# start of Source records

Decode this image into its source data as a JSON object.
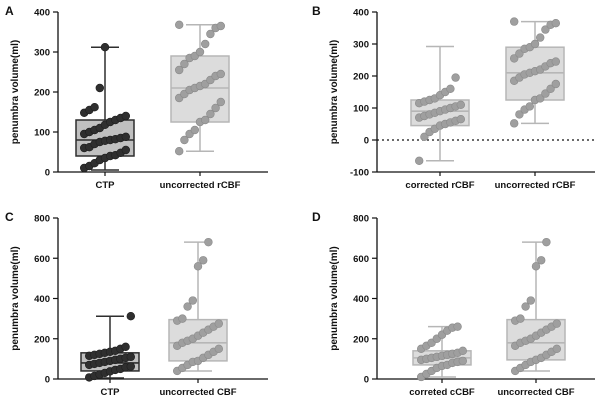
{
  "colors": {
    "dark_fill": "#454545",
    "dark_stroke": "#2e2e2e",
    "light_fill": "#dcdcdc",
    "light_stroke": "#b6b6b6",
    "dark_point": "#2f2f2f",
    "light_point": "#9f9f9f"
  },
  "chart_data": [
    {
      "type": "box",
      "panel": "A",
      "ylabel": "penumbra volume(ml)",
      "ylim": [
        0,
        400
      ],
      "yticks": [
        0,
        100,
        200,
        300,
        400
      ],
      "zero_line": false,
      "categories": [
        "CTP",
        "uncorrected rCBF"
      ],
      "series": [
        {
          "name": "CTP",
          "style": "dark",
          "whisker_low": 5,
          "q1": 40,
          "median": 80,
          "q3": 130,
          "whisker_high": 312,
          "points": [
            10,
            15,
            22,
            30,
            35,
            40,
            42,
            48,
            55,
            60,
            62,
            70,
            75,
            78,
            80,
            82,
            85,
            88,
            95,
            100,
            105,
            110,
            118,
            125,
            130,
            135,
            140,
            148,
            155,
            162,
            210,
            312
          ]
        },
        {
          "name": "uncorrected rCBF",
          "style": "light",
          "whisker_low": 52,
          "q1": 125,
          "median": 210,
          "q3": 290,
          "whisker_high": 368,
          "points": [
            52,
            80,
            95,
            105,
            125,
            130,
            145,
            160,
            175,
            185,
            195,
            205,
            210,
            215,
            220,
            230,
            240,
            245,
            255,
            270,
            285,
            290,
            300,
            320,
            345,
            360,
            365,
            368
          ]
        }
      ]
    },
    {
      "type": "box",
      "panel": "B",
      "ylabel": "penumbra volume(ml)",
      "ylim": [
        -100,
        400
      ],
      "yticks": [
        -100,
        0,
        100,
        200,
        300,
        400
      ],
      "zero_line": true,
      "categories": [
        "corrected rCBF",
        "uncorrected rCBF"
      ],
      "series": [
        {
          "name": "corrected rCBF",
          "style": "light",
          "whisker_low": -65,
          "q1": 45,
          "median": 90,
          "q3": 125,
          "whisker_high": 292,
          "points": [
            -65,
            10,
            25,
            35,
            45,
            50,
            55,
            60,
            65,
            70,
            75,
            80,
            85,
            90,
            95,
            100,
            105,
            110,
            115,
            120,
            125,
            130,
            140,
            150,
            160,
            195
          ]
        },
        {
          "name": "uncorrected rCBF",
          "style": "light",
          "whisker_low": 52,
          "q1": 125,
          "median": 210,
          "q3": 290,
          "whisker_high": 370,
          "points": [
            52,
            80,
            95,
            105,
            125,
            130,
            145,
            160,
            175,
            185,
            195,
            205,
            210,
            215,
            220,
            230,
            240,
            245,
            255,
            270,
            285,
            290,
            300,
            320,
            345,
            360,
            365,
            370
          ]
        }
      ]
    },
    {
      "type": "box",
      "panel": "C",
      "ylabel": "penumbra volume(ml)",
      "ylim": [
        0,
        800
      ],
      "yticks": [
        0,
        200,
        400,
        600,
        800
      ],
      "zero_line": false,
      "categories": [
        "CTP",
        "uncorrected CBF"
      ],
      "series": [
        {
          "name": "CTP",
          "style": "dark",
          "whisker_low": 5,
          "q1": 40,
          "median": 80,
          "q3": 130,
          "whisker_high": 312,
          "points": [
            8,
            15,
            22,
            30,
            38,
            45,
            50,
            58,
            62,
            70,
            75,
            80,
            85,
            90,
            95,
            100,
            105,
            110,
            115,
            120,
            125,
            130,
            135,
            140,
            150,
            160,
            312
          ]
        },
        {
          "name": "uncorrected CBF",
          "style": "light",
          "whisker_low": 40,
          "q1": 90,
          "median": 180,
          "q3": 295,
          "whisker_high": 680,
          "points": [
            40,
            55,
            70,
            85,
            90,
            105,
            120,
            135,
            150,
            165,
            180,
            190,
            200,
            215,
            230,
            245,
            260,
            275,
            290,
            300,
            360,
            390,
            560,
            590,
            680
          ]
        }
      ]
    },
    {
      "type": "box",
      "panel": "D",
      "ylabel": "penumbra volume(ml)",
      "ylim": [
        0,
        800
      ],
      "yticks": [
        0,
        200,
        400,
        600,
        800
      ],
      "zero_line": false,
      "categories": [
        "correted cCBF",
        "uncorrected CBF"
      ],
      "series": [
        {
          "name": "correted cCBF",
          "style": "light",
          "whisker_low": 10,
          "q1": 70,
          "median": 105,
          "q3": 140,
          "whisker_high": 260,
          "points": [
            10,
            25,
            40,
            55,
            65,
            70,
            80,
            85,
            90,
            95,
            100,
            105,
            110,
            115,
            120,
            125,
            130,
            140,
            150,
            165,
            180,
            200,
            220,
            240,
            255,
            260
          ]
        },
        {
          "name": "uncorrected CBF",
          "style": "light",
          "whisker_low": 40,
          "q1": 95,
          "median": 180,
          "q3": 295,
          "whisker_high": 680,
          "points": [
            40,
            55,
            70,
            85,
            95,
            105,
            120,
            135,
            150,
            165,
            180,
            190,
            200,
            215,
            230,
            245,
            260,
            275,
            290,
            300,
            360,
            390,
            560,
            590,
            680
          ]
        }
      ]
    }
  ]
}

# end of Source records

▶ _What to do_: The pictures in the entries should be left out; output everything else exactly.

▶ _Finished answer_:
Decode this image into its source data as a JSON object.
{
  "colors": {
    "dark_fill": "#454545",
    "dark_stroke": "#2e2e2e",
    "light_fill": "#dcdcdc",
    "light_stroke": "#b6b6b6",
    "dark_point": "#2f2f2f",
    "light_point": "#9f9f9f"
  },
  "chart_data": [
    {
      "type": "box",
      "panel": "A",
      "ylabel": "penumbra volume(ml)",
      "ylim": [
        0,
        400
      ],
      "yticks": [
        0,
        100,
        200,
        300,
        400
      ],
      "zero_line": false,
      "categories": [
        "CTP",
        "uncorrected rCBF"
      ],
      "series": [
        {
          "name": "CTP",
          "style": "dark",
          "whisker_low": 5,
          "q1": 40,
          "median": 80,
          "q3": 130,
          "whisker_high": 312,
          "points": [
            10,
            15,
            22,
            30,
            35,
            40,
            42,
            48,
            55,
            60,
            62,
            70,
            75,
            78,
            80,
            82,
            85,
            88,
            95,
            100,
            105,
            110,
            118,
            125,
            130,
            135,
            140,
            148,
            155,
            162,
            210,
            312
          ]
        },
        {
          "name": "uncorrected rCBF",
          "style": "light",
          "whisker_low": 52,
          "q1": 125,
          "median": 210,
          "q3": 290,
          "whisker_high": 368,
          "points": [
            52,
            80,
            95,
            105,
            125,
            130,
            145,
            160,
            175,
            185,
            195,
            205,
            210,
            215,
            220,
            230,
            240,
            245,
            255,
            270,
            285,
            290,
            300,
            320,
            345,
            360,
            365,
            368
          ]
        }
      ]
    },
    {
      "type": "box",
      "panel": "B",
      "ylabel": "penumbra volume(ml)",
      "ylim": [
        -100,
        400
      ],
      "yticks": [
        -100,
        0,
        100,
        200,
        300,
        400
      ],
      "zero_line": true,
      "categories": [
        "corrected rCBF",
        "uncorrected rCBF"
      ],
      "series": [
        {
          "name": "corrected rCBF",
          "style": "light",
          "whisker_low": -65,
          "q1": 45,
          "median": 90,
          "q3": 125,
          "whisker_high": 292,
          "points": [
            -65,
            10,
            25,
            35,
            45,
            50,
            55,
            60,
            65,
            70,
            75,
            80,
            85,
            90,
            95,
            100,
            105,
            110,
            115,
            120,
            125,
            130,
            140,
            150,
            160,
            195
          ]
        },
        {
          "name": "uncorrected rCBF",
          "style": "light",
          "whisker_low": 52,
          "q1": 125,
          "median": 210,
          "q3": 290,
          "whisker_high": 370,
          "points": [
            52,
            80,
            95,
            105,
            125,
            130,
            145,
            160,
            175,
            185,
            195,
            205,
            210,
            215,
            220,
            230,
            240,
            245,
            255,
            270,
            285,
            290,
            300,
            320,
            345,
            360,
            365,
            370
          ]
        }
      ]
    },
    {
      "type": "box",
      "panel": "C",
      "ylabel": "penumbra volume(ml)",
      "ylim": [
        0,
        800
      ],
      "yticks": [
        0,
        200,
        400,
        600,
        800
      ],
      "zero_line": false,
      "categories": [
        "CTP",
        "uncorrected CBF"
      ],
      "series": [
        {
          "name": "CTP",
          "style": "dark",
          "whisker_low": 5,
          "q1": 40,
          "median": 80,
          "q3": 130,
          "whisker_high": 312,
          "points": [
            8,
            15,
            22,
            30,
            38,
            45,
            50,
            58,
            62,
            70,
            75,
            80,
            85,
            90,
            95,
            100,
            105,
            110,
            115,
            120,
            125,
            130,
            135,
            140,
            150,
            160,
            312
          ]
        },
        {
          "name": "uncorrected CBF",
          "style": "light",
          "whisker_low": 40,
          "q1": 90,
          "median": 180,
          "q3": 295,
          "whisker_high": 680,
          "points": [
            40,
            55,
            70,
            85,
            90,
            105,
            120,
            135,
            150,
            165,
            180,
            190,
            200,
            215,
            230,
            245,
            260,
            275,
            290,
            300,
            360,
            390,
            560,
            590,
            680
          ]
        }
      ]
    },
    {
      "type": "box",
      "panel": "D",
      "ylabel": "penumbra volume(ml)",
      "ylim": [
        0,
        800
      ],
      "yticks": [
        0,
        200,
        400,
        600,
        800
      ],
      "zero_line": false,
      "categories": [
        "correted cCBF",
        "uncorrected CBF"
      ],
      "series": [
        {
          "name": "correted cCBF",
          "style": "light",
          "whisker_low": 10,
          "q1": 70,
          "median": 105,
          "q3": 140,
          "whisker_high": 260,
          "points": [
            10,
            25,
            40,
            55,
            65,
            70,
            80,
            85,
            90,
            95,
            100,
            105,
            110,
            115,
            120,
            125,
            130,
            140,
            150,
            165,
            180,
            200,
            220,
            240,
            255,
            260
          ]
        },
        {
          "name": "uncorrected CBF",
          "style": "light",
          "whisker_low": 40,
          "q1": 95,
          "median": 180,
          "q3": 295,
          "whisker_high": 680,
          "points": [
            40,
            55,
            70,
            85,
            95,
            105,
            120,
            135,
            150,
            165,
            180,
            190,
            200,
            215,
            230,
            245,
            260,
            275,
            290,
            300,
            360,
            390,
            560,
            590,
            680
          ]
        }
      ]
    }
  ]
}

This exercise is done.